## RECORD EXTRACTS
----
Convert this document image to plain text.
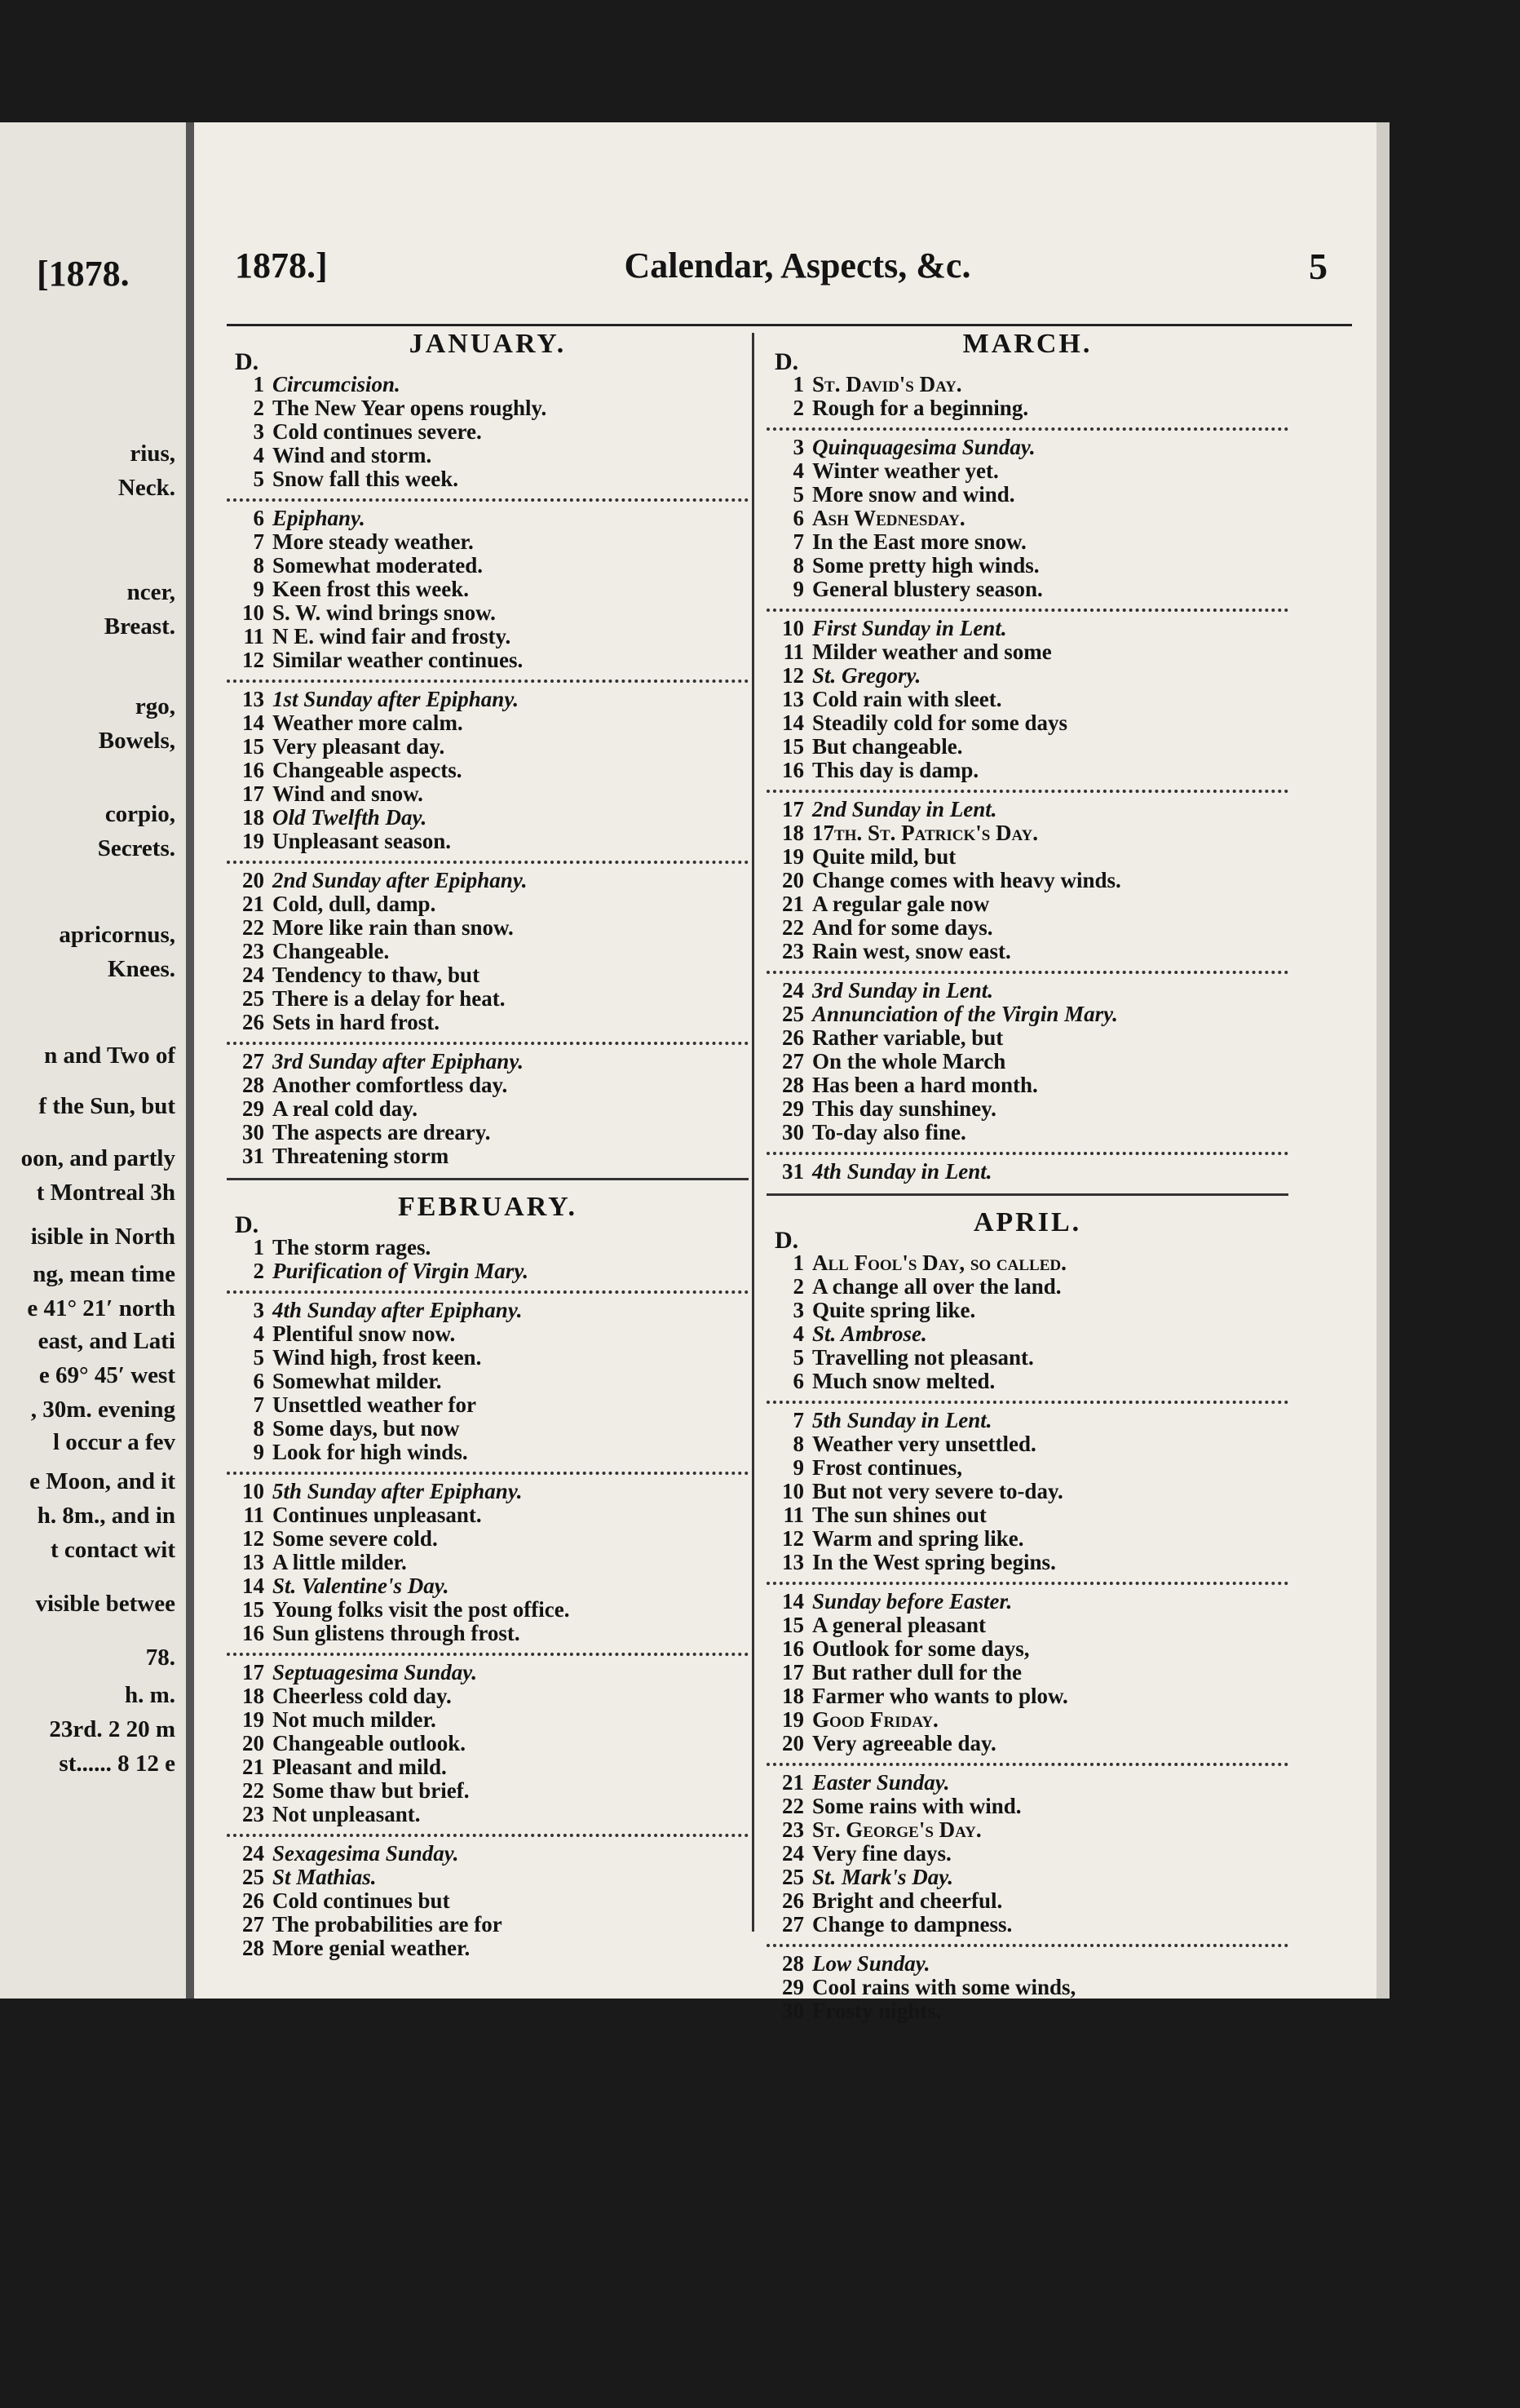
[1878.
rius,
Neck.
ncer,
Breast.
rgo,
Bowels,
corpio,
Secrets.
apricornus,
Knees.
n and Two of
f the Sun, but
oon, and partly
t Montreal 3h
isible in North
ng, mean time
e 41° 21′ north
east, and Lati
e 69° 45′ west
, 30m. evening
l occur a fev
e Moon, and it
h. 8m., and in
t contact wit
visible betwee
78.
h. m.
23rd. 2 20 m
st...... 8 12 e
1878.]	Calendar, Aspects, &c.	5
JANUARY.
D.
1 Circumcision.
2 The New Year opens roughly.
3 Cold continues severe.
4 Wind and storm.
5 Snow fall this week.
6 Epiphany.
7 More steady weather.
8 Somewhat moderated.
9 Keen frost this week.
10 S. W. wind brings snow.
11 N E. wind fair and frosty.
12 Similar weather continues.
13 1st Sunday after Epiphany.
14 Weather more calm.
15 Very pleasant day.
16 Changeable aspects.
17 Wind and snow.
18 Old Twelfth Day.
19 Unpleasant season.
20 2nd Sunday after Epiphany.
21 Cold, dull, damp.
22 More like rain than snow.
23 Changeable.
24 Tendency to thaw, but
25 There is a delay for heat.
26 Sets in hard frost.
27 3rd Sunday after Epiphany.
28 Another comfortless day.
29 A real cold day.
30 The aspects are dreary.
31 Threatening storm
FEBRUARY.
D.
1 The storm rages.
2 Purification of Virgin Mary.
3 4th Sunday after Epiphany.
4 Plentiful snow now.
5 Wind high, frost keen.
6 Somewhat milder.
7 Unsettled weather for
8 Some days, but now
9 Look for high winds.
10 5th Sunday after Epiphany.
11 Continues unpleasant.
12 Some severe cold.
13 A little milder.
14 St. Valentine's Day.
15 Young folks visit the post office.
16 Sun glistens through frost.
17 Septuagesima Sunday.
18 Cheerless cold day.
19 Not much milder.
20 Changeable outlook.
21 Pleasant and mild.
22 Some thaw but brief.
23 Not unpleasant.
24 Sexagesima Sunday.
25 St Mathias.
26 Cold continues but
27 The probabilities are for
28 More genial weather.
MARCH.
D.
1 St. David's Day.
2 Rough for a beginning.
3 Quinquagesima Sunday.
4 Winter weather yet.
5 More snow and wind.
6 Ash Wednesday.
7 In the East more snow.
8 Some pretty high winds.
9 General blustery season.
10 First Sunday in Lent.
11 Milder weather and some
12 St. Gregory.
13 Cold rain with sleet.
14 Steadily cold for some days
15 But changeable.
16 This day is damp.
17 2nd Sunday in Lent.
18 17th. St. Patrick's Day.
19 Quite mild, but
20 Change comes with heavy winds.
21 A regular gale now
22 And for some days.
23 Rain west, snow east.
24 3rd Sunday in Lent.
25 Annunciation of the Virgin Mary.
26 Rather variable, but
27 On the whole March
28 Has been a hard month.
29 This day sunshiney.
30 To-day also fine.
31 4th Sunday in Lent.
APRIL.
D.
1 All Fool's Day, so called.
2 A change all over the land.
3 Quite spring like.
4 St. Ambrose.
5 Travelling not pleasant.
6 Much snow melted.
7 5th Sunday in Lent.
8 Weather very unsettled.
9 Frost continues,
10 But not very severe to-day.
11 The sun shines out
12 Warm and spring like.
13 In the West spring begins.
14 Sunday before Easter.
15 A general pleasant
16 Outlook for some days,
17 But rather dull for the
18 Farmer who wants to plow.
19 Good Friday.
20 Very agreeable day.
21 Easter Sunday.
22 Some rains with wind.
23 St. George's Day.
24 Very fine days.
25 St. Mark's Day.
26 Bright and cheerful.
27 Change to dampness.
28 Low Sunday.
29 Cool rains with some winds,
30 Frosty nights.
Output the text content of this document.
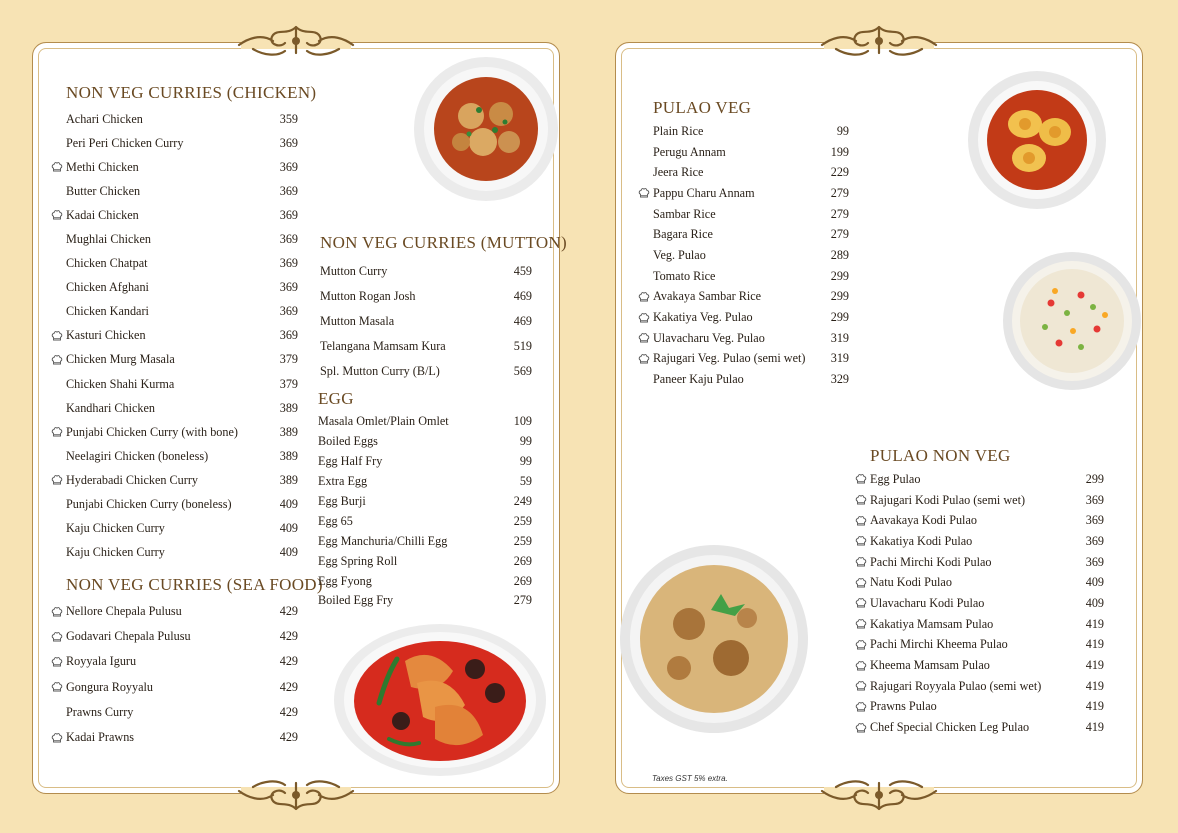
NON VEG CURRIES (CHICKEN)
Achari Chicken	359
Peri Peri Chicken Curry	369
Methi Chicken	369
Butter Chicken	369
Kadai Chicken	369
Mughlai Chicken	369
Chicken Chatpat	369
Chicken Afghani	369
Chicken Kandari	369
Kasturi Chicken	369
Chicken Murg Masala	379
Chicken Shahi Kurma	379
Kandhari Chicken	389
Punjabi Chicken Curry (with bone)	389
Neelagiri Chicken (boneless)	389
Hyderabadi Chicken Curry	389
Punjabi Chicken Curry (boneless)	409
Kaju Chicken Curry	409
Kaju Chicken Curry	409
NON VEG CURRIES (SEA FOOD)
Nellore Chepala Pulusu	429
Godavari Chepala Pulusu	429
Royyala Iguru	429
Gongura Royyalu	429
Prawns Curry	429
Kadai Prawns	429
NON VEG CURRIES (MUTTON)
Mutton Curry	459
Mutton Rogan Josh	469
Mutton Masala	469
Telangana Mamsam Kura	519
Spl. Mutton Curry (B/L)	569
EGG
Masala Omlet/Plain Omlet	109
Boiled Eggs	99
Egg Half Fry	99
Extra Egg	59
Egg Burji	249
Egg 65	259
Egg Manchuria/Chilli Egg	259
Egg Spring Roll	269
Egg Fyong	269
Boiled Egg Fry	279
PULAO VEG
Plain Rice	99
Perugu Annam	199
Jeera Rice	229
Pappu Charu Annam	279
Sambar Rice	279
Bagara Rice	279
Veg. Pulao	289
Tomato Rice	299
Avakaya Sambar Rice	299
Kakatiya Veg. Pulao	299
Ulavacharu Veg. Pulao	319
Rajugari Veg. Pulao (semi wet)	319
Paneer Kaju Pulao	329
PULAO NON VEG
Egg Pulao	299
Rajugari Kodi Pulao (semi wet)	369
Aavakaya Kodi Pulao	369
Kakatiya Kodi Pulao	369
Pachi Mirchi Kodi Pulao	369
Natu Kodi Pulao	409
Ulavacharu Kodi Pulao	409
Kakatiya Mamsam Pulao	419
Pachi Mirchi Kheema Pulao	419
Kheema Mamsam Pulao	419
Rajugari Royyala Pulao (semi wet)	419
Prawns Pulao	419
Chef Special Chicken Leg Pulao	419
Taxes GST 5% extra.
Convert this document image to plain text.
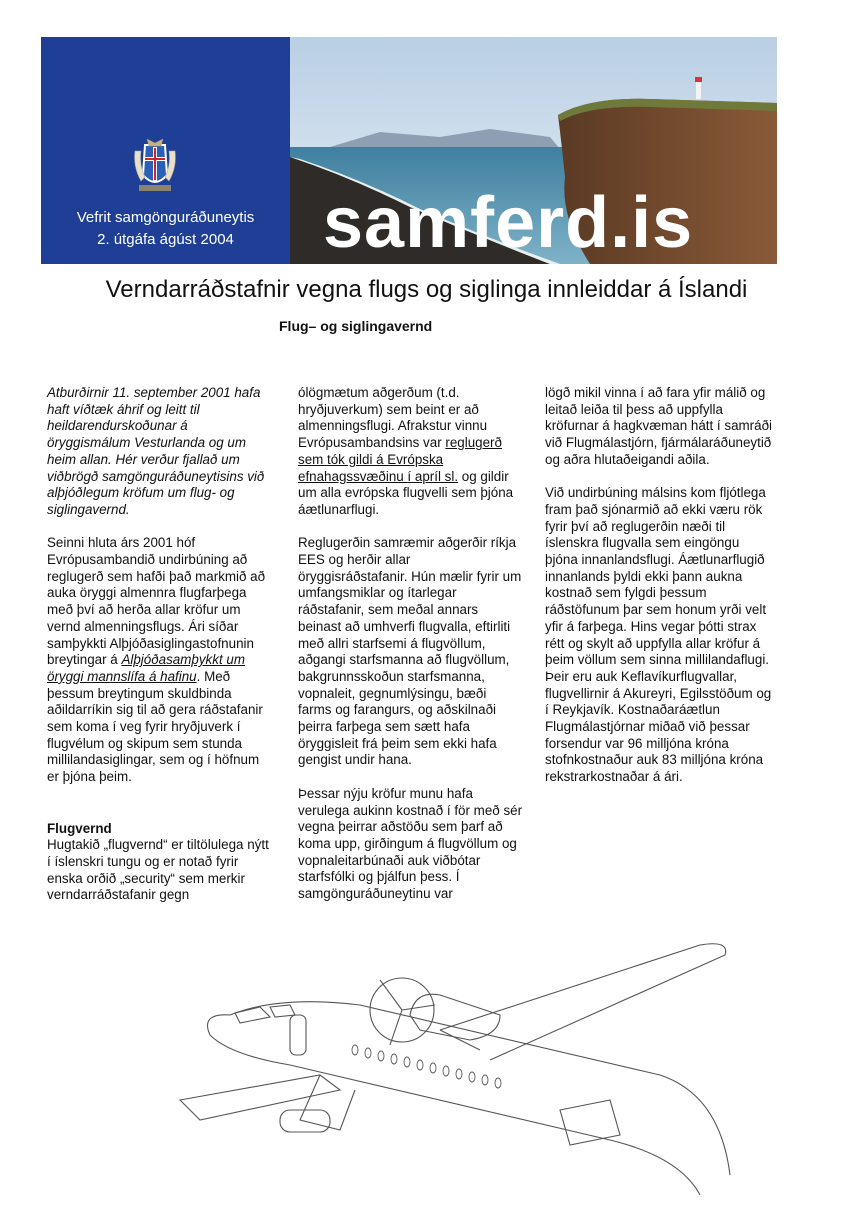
Vefrit samgönguráðuneytis
2. útgáfa ágúst 2004	samferd.is
Verndarráðstafnir vegna flugs og siglinga innleiddar á Íslandi
Flug– og siglingavernd

Atburðirnir 11. september 2001 hafa haft víðtæk áhrif og leitt til heildarendurskoðunar á öryggismálum Vesturlanda og um heim allan. Hér verður fjallað um viðbrögð samgönguráðuneytisins við alþjóðlegum kröfum um flug- og siglingavernd.

Seinni hluta árs 2001 hóf Evrópusambandið undirbúning að reglugerð sem hafði það markmið að auka öryggi almennra flugfarþega með því að herða allar kröfur um vernd almenningsflugs. Ári síðar samþykkti Alþjóðasiglingastofnunin breytingar á Alþjóðasamþykkt um öryggi mannslífa á hafinu. Með þessum breytingum skuldbinda aðildarríkin sig til að gera ráðstafanir sem koma í veg fyrir hryðjuverk í flugvélum og skipum sem stunda millilandasiglingar, sem og í höfnum er þjóna þeim.

Flugvernd

Hugtakið „flugvernd“ er tiltölulega nýtt í íslenskri tungu og er notað fyrir enska orðið „security“ sem merkir verndarráðstafanir gegn

ólögmætum aðgerðum (t.d. hryðjuverkum) sem beint er að almenningsflugi. Afrakstur vinnu Evrópusambandsins var reglugerð sem tók gildi á Evrópska efnahagssvæðinu í apríl sl. og gildir um alla evrópska flugvelli sem þjóna áætlunarflugi.

Reglugerðin samræmir aðgerðir ríkja EES og herðir allar öryggisráðstafanir. Hún mælir fyrir um umfangsmiklar og ítarlegar ráðstafanir, sem meðal annars beinast að umhverfi flugvalla, eftirliti með allri starfsemi á flugvöllum, aðgangi starfsmanna að flugvöllum, bakgrunnsskoðun starfsmanna, vopnaleit, gegnumlýsingu, bæði farms og farangurs, og aðskilnaði þeirra farþega sem sætt hafa öryggisleit frá þeim sem ekki hafa gengist undir hana.

Þessar nýju kröfur munu hafa verulega aukinn kostnað í för með sér vegna þeirrar aðstöðu sem þarf að koma upp, girðingum á flugvöllum og vopnaleitarbúnaði auk viðbótar starfsfólki og þjálfun þess. Í samgönguráðuneytinu var

lögð mikil vinna í að fara yfir málið og leitað leiða til þess að uppfylla kröfurnar á hagkvæman hátt í samráði við Flugmálastjórn, fjármálaráðuneytið og aðra hlutaðeigandi aðila.

Við undirbúning málsins kom fljótlega fram það sjónarmið að ekki væru rök fyrir því að reglugerðin næði til íslenskra flugvalla sem eingöngu þjóna innanlandsflugi. Áætlunarflugið innanlands þyldi ekki þann aukna kostnað sem fylgdi þessum ráðstöfunum þar sem honum yrði velt yfir á farþega. Hins vegar þótti strax rétt og skylt að uppfylla allar kröfur á þeim völlum sem sinna millilandaflugi. Þeir eru auk Keflavíkurflugvallar, flugvellirnir á Akureyri, Egilsstöðum og í Reykjavík. Kostnaðaráætlun Flugmálastjórnar miðað við þessar forsendur var 96 milljóna króna stofnkostnaður auk 83 milljóna króna rekstrarkostnaðar á ári.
----
## TASK TO COMPLETE
Check every line of the data, and copy the ones that contain "Epiphany".

## RESULT FOR THIS TASK
6 Epiphany.
13 1st Sunday after Epiphany.
20 2nd Sunday after Epiphany.
27 3rd Sunday after Epiphany.
3 4th Sunday after Epiphany.
10 5th Sunday after Epiphany.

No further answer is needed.